Here are some records; copy every line that holds the word "value".

····················

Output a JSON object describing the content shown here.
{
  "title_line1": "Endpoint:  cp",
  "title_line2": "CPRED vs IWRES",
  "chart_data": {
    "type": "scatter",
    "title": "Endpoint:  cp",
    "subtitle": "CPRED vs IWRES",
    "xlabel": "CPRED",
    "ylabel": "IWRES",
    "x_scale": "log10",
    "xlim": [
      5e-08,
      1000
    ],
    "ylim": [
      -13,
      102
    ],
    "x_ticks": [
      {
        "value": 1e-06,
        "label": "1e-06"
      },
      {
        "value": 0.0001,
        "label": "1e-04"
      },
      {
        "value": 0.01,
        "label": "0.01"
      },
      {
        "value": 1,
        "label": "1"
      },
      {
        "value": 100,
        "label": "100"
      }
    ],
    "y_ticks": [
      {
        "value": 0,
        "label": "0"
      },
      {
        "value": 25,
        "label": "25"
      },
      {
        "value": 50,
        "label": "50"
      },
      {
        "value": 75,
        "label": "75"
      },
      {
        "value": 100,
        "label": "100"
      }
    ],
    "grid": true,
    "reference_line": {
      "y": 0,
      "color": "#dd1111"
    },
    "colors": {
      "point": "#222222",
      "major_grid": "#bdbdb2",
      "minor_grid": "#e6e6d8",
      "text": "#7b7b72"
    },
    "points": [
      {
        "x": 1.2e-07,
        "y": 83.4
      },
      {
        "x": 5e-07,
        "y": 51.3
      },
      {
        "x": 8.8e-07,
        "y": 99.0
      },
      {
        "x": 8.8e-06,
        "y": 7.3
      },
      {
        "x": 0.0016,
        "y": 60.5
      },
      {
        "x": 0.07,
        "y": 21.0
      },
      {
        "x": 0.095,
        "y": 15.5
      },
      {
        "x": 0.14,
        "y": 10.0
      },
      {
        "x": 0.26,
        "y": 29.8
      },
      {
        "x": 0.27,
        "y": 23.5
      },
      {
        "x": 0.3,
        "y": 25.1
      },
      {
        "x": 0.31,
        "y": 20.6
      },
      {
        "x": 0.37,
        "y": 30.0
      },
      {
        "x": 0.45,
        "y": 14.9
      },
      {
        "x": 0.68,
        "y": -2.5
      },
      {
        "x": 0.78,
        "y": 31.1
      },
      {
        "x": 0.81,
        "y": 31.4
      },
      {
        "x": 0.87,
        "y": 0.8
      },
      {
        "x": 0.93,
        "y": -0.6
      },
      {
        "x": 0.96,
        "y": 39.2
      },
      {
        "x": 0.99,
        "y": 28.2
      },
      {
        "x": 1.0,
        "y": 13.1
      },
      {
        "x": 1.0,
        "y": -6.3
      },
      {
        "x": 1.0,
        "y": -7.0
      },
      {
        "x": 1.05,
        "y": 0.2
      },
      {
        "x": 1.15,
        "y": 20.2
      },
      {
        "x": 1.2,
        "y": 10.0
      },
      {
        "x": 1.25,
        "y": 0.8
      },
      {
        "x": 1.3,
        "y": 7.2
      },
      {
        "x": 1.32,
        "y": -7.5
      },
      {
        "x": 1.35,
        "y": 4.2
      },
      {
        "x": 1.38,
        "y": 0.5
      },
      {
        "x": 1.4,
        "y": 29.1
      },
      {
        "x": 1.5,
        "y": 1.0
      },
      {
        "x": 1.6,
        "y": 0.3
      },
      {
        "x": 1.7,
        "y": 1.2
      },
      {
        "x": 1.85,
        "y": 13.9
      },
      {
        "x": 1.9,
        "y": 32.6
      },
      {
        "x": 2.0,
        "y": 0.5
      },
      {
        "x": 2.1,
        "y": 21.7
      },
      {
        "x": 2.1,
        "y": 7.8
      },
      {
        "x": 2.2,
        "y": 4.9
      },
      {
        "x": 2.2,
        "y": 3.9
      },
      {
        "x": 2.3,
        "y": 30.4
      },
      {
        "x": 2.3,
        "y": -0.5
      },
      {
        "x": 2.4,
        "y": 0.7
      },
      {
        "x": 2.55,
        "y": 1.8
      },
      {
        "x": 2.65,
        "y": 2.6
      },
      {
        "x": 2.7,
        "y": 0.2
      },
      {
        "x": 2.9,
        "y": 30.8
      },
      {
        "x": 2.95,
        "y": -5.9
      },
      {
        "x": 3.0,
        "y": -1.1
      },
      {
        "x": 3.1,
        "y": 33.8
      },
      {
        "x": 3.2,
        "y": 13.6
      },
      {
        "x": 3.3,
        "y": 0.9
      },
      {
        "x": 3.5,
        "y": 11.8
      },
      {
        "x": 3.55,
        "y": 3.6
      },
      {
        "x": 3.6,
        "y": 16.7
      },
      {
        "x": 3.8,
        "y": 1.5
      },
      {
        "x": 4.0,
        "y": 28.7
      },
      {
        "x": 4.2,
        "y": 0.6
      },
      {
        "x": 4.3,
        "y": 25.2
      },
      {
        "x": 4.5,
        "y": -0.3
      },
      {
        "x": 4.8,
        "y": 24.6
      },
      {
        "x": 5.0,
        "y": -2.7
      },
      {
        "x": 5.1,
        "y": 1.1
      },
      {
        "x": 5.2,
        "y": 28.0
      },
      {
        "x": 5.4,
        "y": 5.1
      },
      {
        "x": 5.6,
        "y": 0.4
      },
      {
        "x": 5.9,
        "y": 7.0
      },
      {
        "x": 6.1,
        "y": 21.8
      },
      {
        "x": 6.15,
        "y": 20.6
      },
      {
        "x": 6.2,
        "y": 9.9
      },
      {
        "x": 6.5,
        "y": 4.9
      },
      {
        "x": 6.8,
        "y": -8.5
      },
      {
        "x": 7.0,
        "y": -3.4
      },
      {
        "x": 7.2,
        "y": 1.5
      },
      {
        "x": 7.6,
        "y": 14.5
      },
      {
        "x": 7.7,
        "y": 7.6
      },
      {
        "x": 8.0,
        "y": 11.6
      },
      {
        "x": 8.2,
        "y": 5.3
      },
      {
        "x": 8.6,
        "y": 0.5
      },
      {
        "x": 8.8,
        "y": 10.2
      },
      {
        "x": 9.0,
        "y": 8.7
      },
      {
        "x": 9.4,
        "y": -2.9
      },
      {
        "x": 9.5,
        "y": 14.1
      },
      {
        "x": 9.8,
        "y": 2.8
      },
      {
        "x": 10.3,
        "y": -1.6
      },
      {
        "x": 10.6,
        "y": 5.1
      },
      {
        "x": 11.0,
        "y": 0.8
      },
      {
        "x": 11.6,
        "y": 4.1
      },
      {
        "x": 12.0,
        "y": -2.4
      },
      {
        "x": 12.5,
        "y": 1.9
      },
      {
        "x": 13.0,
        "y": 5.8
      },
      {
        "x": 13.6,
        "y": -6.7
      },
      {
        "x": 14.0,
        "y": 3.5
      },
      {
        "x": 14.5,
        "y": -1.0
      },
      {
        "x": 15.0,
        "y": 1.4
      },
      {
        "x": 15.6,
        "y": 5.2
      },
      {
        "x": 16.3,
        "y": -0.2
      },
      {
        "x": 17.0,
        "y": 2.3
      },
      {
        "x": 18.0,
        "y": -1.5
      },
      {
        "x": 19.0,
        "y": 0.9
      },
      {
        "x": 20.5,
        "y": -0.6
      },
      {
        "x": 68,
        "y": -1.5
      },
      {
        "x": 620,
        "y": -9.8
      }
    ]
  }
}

····················

*ANSWER BELOW*.
        "value": 1e-06,
        "value": 0.0001,
        "value": 0.01,
        "value": 1,
        "value": 100,
        "value": 0,
        "value": 25,
        "value": 50,
        "value": 75,
        "value": 100,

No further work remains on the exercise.